REQUIREMENT:
Every record should be written out exactly, with the pictures left out.

DATA EXCERPTS:

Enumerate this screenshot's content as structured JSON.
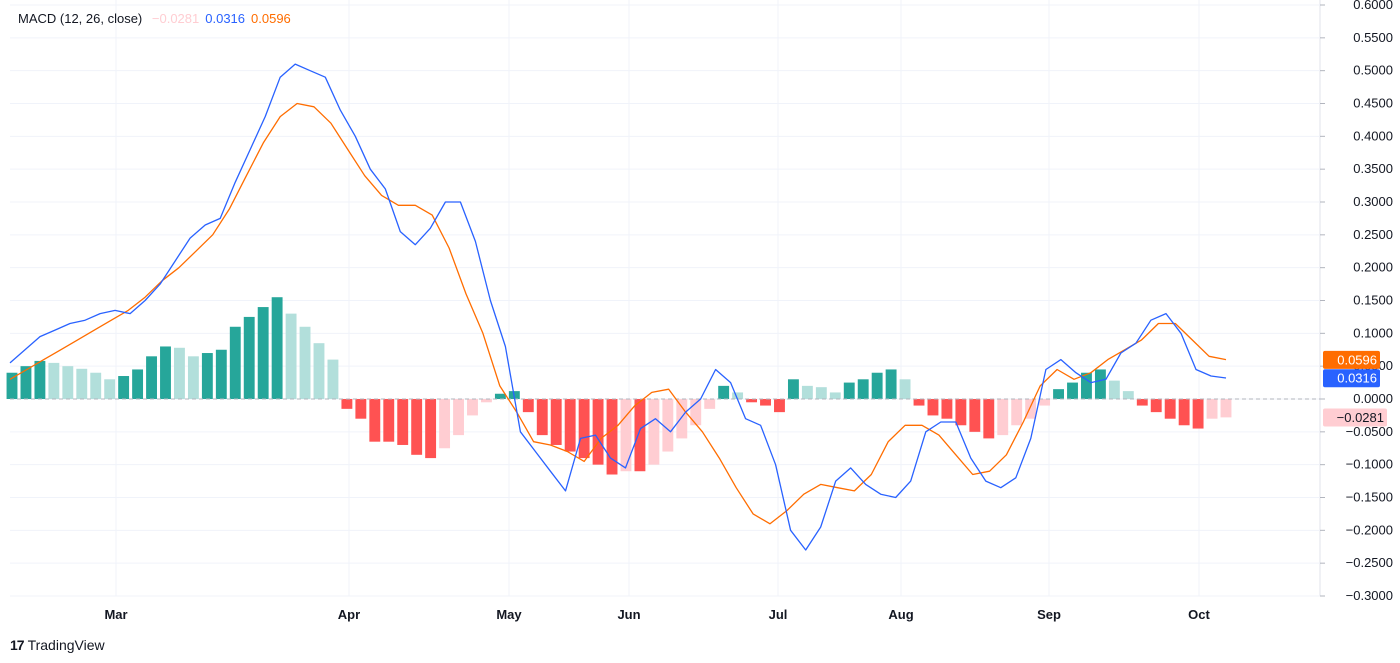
{
  "legend": {
    "name": "MACD (12, 26, close)",
    "histogram_value": "−0.0281",
    "macd_value": "0.0316",
    "signal_value": "0.0596"
  },
  "brand": {
    "logo_glyph": "17",
    "name": "TradingView"
  },
  "colors": {
    "macd_line": "#2962ff",
    "signal_line": "#ff6d00",
    "hist_pos_strong": "#26a69a",
    "hist_pos_weak": "#b2dfdb",
    "hist_neg_strong": "#ff5252",
    "hist_neg_weak": "#ffcdd2",
    "grid": "#f0f3fa"
  },
  "chart_data": {
    "type": "line",
    "title": "MACD (12, 26, close)",
    "ylim": [
      -0.3,
      0.6
    ],
    "y_ticks": [
      "0.6000",
      "0.5500",
      "0.5000",
      "0.4500",
      "0.4000",
      "0.3500",
      "0.3000",
      "0.2500",
      "0.2000",
      "0.1500",
      "0.1000",
      "0.0500",
      "0.0000",
      "−0.0500",
      "−0.1000",
      "−0.1500",
      "−0.2000",
      "−0.2500",
      "−0.3000"
    ],
    "x_labels": [
      "Mar",
      "Apr",
      "May",
      "Jun",
      "Jul",
      "Aug",
      "Sep",
      "Oct"
    ],
    "grid": true,
    "last_values": {
      "macd": "0.0316",
      "signal": "0.0596",
      "histogram": "−0.0281"
    },
    "series": [
      {
        "name": "MACD",
        "type": "line",
        "values": [
          0.055,
          0.075,
          0.095,
          0.105,
          0.115,
          0.12,
          0.13,
          0.135,
          0.13,
          0.15,
          0.175,
          0.21,
          0.245,
          0.265,
          0.275,
          0.33,
          0.38,
          0.43,
          0.49,
          0.51,
          0.5,
          0.49,
          0.44,
          0.4,
          0.35,
          0.32,
          0.255,
          0.235,
          0.26,
          0.3,
          0.3,
          0.24,
          0.15,
          0.08,
          -0.05,
          -0.08,
          -0.11,
          -0.14,
          -0.06,
          -0.055,
          -0.09,
          -0.105,
          -0.045,
          -0.03,
          -0.05,
          -0.02,
          0.0,
          0.045,
          0.025,
          -0.03,
          -0.04,
          -0.1,
          -0.2,
          -0.23,
          -0.195,
          -0.125,
          -0.105,
          -0.13,
          -0.145,
          -0.15,
          -0.125,
          -0.05,
          -0.035,
          -0.035,
          -0.09,
          -0.125,
          -0.135,
          -0.12,
          -0.06,
          0.045,
          0.06,
          0.04,
          0.025,
          0.03,
          0.07,
          0.085,
          0.12,
          0.13,
          0.1,
          0.045,
          0.035,
          0.032
        ]
      },
      {
        "name": "Signal",
        "type": "line",
        "values": [
          0.03,
          0.045,
          0.06,
          0.075,
          0.09,
          0.105,
          0.12,
          0.135,
          0.155,
          0.18,
          0.2,
          0.225,
          0.25,
          0.29,
          0.34,
          0.39,
          0.43,
          0.45,
          0.445,
          0.42,
          0.38,
          0.34,
          0.31,
          0.295,
          0.295,
          0.28,
          0.23,
          0.16,
          0.1,
          0.02,
          -0.02,
          -0.065,
          -0.07,
          -0.08,
          -0.095,
          -0.06,
          -0.04,
          -0.01,
          0.01,
          0.015,
          -0.02,
          -0.05,
          -0.09,
          -0.135,
          -0.175,
          -0.19,
          -0.17,
          -0.145,
          -0.13,
          -0.135,
          -0.14,
          -0.115,
          -0.065,
          -0.04,
          -0.04,
          -0.055,
          -0.085,
          -0.115,
          -0.11,
          -0.085,
          -0.035,
          0.02,
          0.045,
          0.03,
          0.04,
          0.06,
          0.075,
          0.09,
          0.115,
          0.115,
          0.09,
          0.065,
          0.06
        ]
      },
      {
        "name": "Histogram",
        "type": "bar",
        "values": [
          0.04,
          0.05,
          0.058,
          0.055,
          0.05,
          0.046,
          0.04,
          0.03,
          0.035,
          0.045,
          0.065,
          0.08,
          0.078,
          0.065,
          0.07,
          0.075,
          0.11,
          0.125,
          0.14,
          0.155,
          0.13,
          0.11,
          0.085,
          0.06,
          -0.015,
          -0.03,
          -0.065,
          -0.065,
          -0.07,
          -0.085,
          -0.09,
          -0.075,
          -0.055,
          -0.025,
          -0.005,
          0.008,
          0.012,
          -0.02,
          -0.055,
          -0.07,
          -0.08,
          -0.09,
          -0.1,
          -0.115,
          -0.11,
          -0.11,
          -0.1,
          -0.08,
          -0.06,
          -0.04,
          -0.015,
          0.02,
          0.01,
          -0.005,
          -0.01,
          -0.02,
          0.03,
          0.02,
          0.018,
          0.01,
          0.025,
          0.03,
          0.04,
          0.045,
          0.03,
          -0.01,
          -0.025,
          -0.03,
          -0.04,
          -0.05,
          -0.06,
          -0.055,
          -0.04,
          -0.03,
          -0.01,
          0.015,
          0.025,
          0.04,
          0.045,
          0.028,
          0.012,
          -0.01,
          -0.02,
          -0.03,
          -0.04,
          -0.045,
          -0.03,
          -0.028
        ]
      }
    ]
  }
}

RESULT FOR THIS TASK:
Enumerate this screenshot's content as structured JSON.
{
  "legend": {
    "name": "MACD (12, 26, close)",
    "histogram_value": "−0.0281",
    "macd_value": "0.0316",
    "signal_value": "0.0596"
  },
  "brand": {
    "logo_glyph": "17",
    "name": "TradingView"
  },
  "colors": {
    "macd_line": "#2962ff",
    "signal_line": "#ff6d00",
    "hist_pos_strong": "#26a69a",
    "hist_pos_weak": "#b2dfdb",
    "hist_neg_strong": "#ff5252",
    "hist_neg_weak": "#ffcdd2",
    "grid": "#f0f3fa"
  },
  "chart_data": {
    "type": "line",
    "title": "MACD (12, 26, close)",
    "ylim": [
      -0.3,
      0.6
    ],
    "y_ticks": [
      "0.6000",
      "0.5500",
      "0.5000",
      "0.4500",
      "0.4000",
      "0.3500",
      "0.3000",
      "0.2500",
      "0.2000",
      "0.1500",
      "0.1000",
      "0.0500",
      "0.0000",
      "−0.0500",
      "−0.1000",
      "−0.1500",
      "−0.2000",
      "−0.2500",
      "−0.3000"
    ],
    "x_labels": [
      "Mar",
      "Apr",
      "May",
      "Jun",
      "Jul",
      "Aug",
      "Sep",
      "Oct"
    ],
    "grid": true,
    "last_values": {
      "macd": "0.0316",
      "signal": "0.0596",
      "histogram": "−0.0281"
    },
    "series": [
      {
        "name": "MACD",
        "type": "line",
        "values": [
          0.055,
          0.075,
          0.095,
          0.105,
          0.115,
          0.12,
          0.13,
          0.135,
          0.13,
          0.15,
          0.175,
          0.21,
          0.245,
          0.265,
          0.275,
          0.33,
          0.38,
          0.43,
          0.49,
          0.51,
          0.5,
          0.49,
          0.44,
          0.4,
          0.35,
          0.32,
          0.255,
          0.235,
          0.26,
          0.3,
          0.3,
          0.24,
          0.15,
          0.08,
          -0.05,
          -0.08,
          -0.11,
          -0.14,
          -0.06,
          -0.055,
          -0.09,
          -0.105,
          -0.045,
          -0.03,
          -0.05,
          -0.02,
          0.0,
          0.045,
          0.025,
          -0.03,
          -0.04,
          -0.1,
          -0.2,
          -0.23,
          -0.195,
          -0.125,
          -0.105,
          -0.13,
          -0.145,
          -0.15,
          -0.125,
          -0.05,
          -0.035,
          -0.035,
          -0.09,
          -0.125,
          -0.135,
          -0.12,
          -0.06,
          0.045,
          0.06,
          0.04,
          0.025,
          0.03,
          0.07,
          0.085,
          0.12,
          0.13,
          0.1,
          0.045,
          0.035,
          0.032
        ]
      },
      {
        "name": "Signal",
        "type": "line",
        "values": [
          0.03,
          0.045,
          0.06,
          0.075,
          0.09,
          0.105,
          0.12,
          0.135,
          0.155,
          0.18,
          0.2,
          0.225,
          0.25,
          0.29,
          0.34,
          0.39,
          0.43,
          0.45,
          0.445,
          0.42,
          0.38,
          0.34,
          0.31,
          0.295,
          0.295,
          0.28,
          0.23,
          0.16,
          0.1,
          0.02,
          -0.02,
          -0.065,
          -0.07,
          -0.08,
          -0.095,
          -0.06,
          -0.04,
          -0.01,
          0.01,
          0.015,
          -0.02,
          -0.05,
          -0.09,
          -0.135,
          -0.175,
          -0.19,
          -0.17,
          -0.145,
          -0.13,
          -0.135,
          -0.14,
          -0.115,
          -0.065,
          -0.04,
          -0.04,
          -0.055,
          -0.085,
          -0.115,
          -0.11,
          -0.085,
          -0.035,
          0.02,
          0.045,
          0.03,
          0.04,
          0.06,
          0.075,
          0.09,
          0.115,
          0.115,
          0.09,
          0.065,
          0.06
        ]
      },
      {
        "name": "Histogram",
        "type": "bar",
        "values": [
          0.04,
          0.05,
          0.058,
          0.055,
          0.05,
          0.046,
          0.04,
          0.03,
          0.035,
          0.045,
          0.065,
          0.08,
          0.078,
          0.065,
          0.07,
          0.075,
          0.11,
          0.125,
          0.14,
          0.155,
          0.13,
          0.11,
          0.085,
          0.06,
          -0.015,
          -0.03,
          -0.065,
          -0.065,
          -0.07,
          -0.085,
          -0.09,
          -0.075,
          -0.055,
          -0.025,
          -0.005,
          0.008,
          0.012,
          -0.02,
          -0.055,
          -0.07,
          -0.08,
          -0.09,
          -0.1,
          -0.115,
          -0.11,
          -0.11,
          -0.1,
          -0.08,
          -0.06,
          -0.04,
          -0.015,
          0.02,
          0.01,
          -0.005,
          -0.01,
          -0.02,
          0.03,
          0.02,
          0.018,
          0.01,
          0.025,
          0.03,
          0.04,
          0.045,
          0.03,
          -0.01,
          -0.025,
          -0.03,
          -0.04,
          -0.05,
          -0.06,
          -0.055,
          -0.04,
          -0.03,
          -0.01,
          0.015,
          0.025,
          0.04,
          0.045,
          0.028,
          0.012,
          -0.01,
          -0.02,
          -0.03,
          -0.04,
          -0.045,
          -0.03,
          -0.028
        ]
      }
    ]
  }
}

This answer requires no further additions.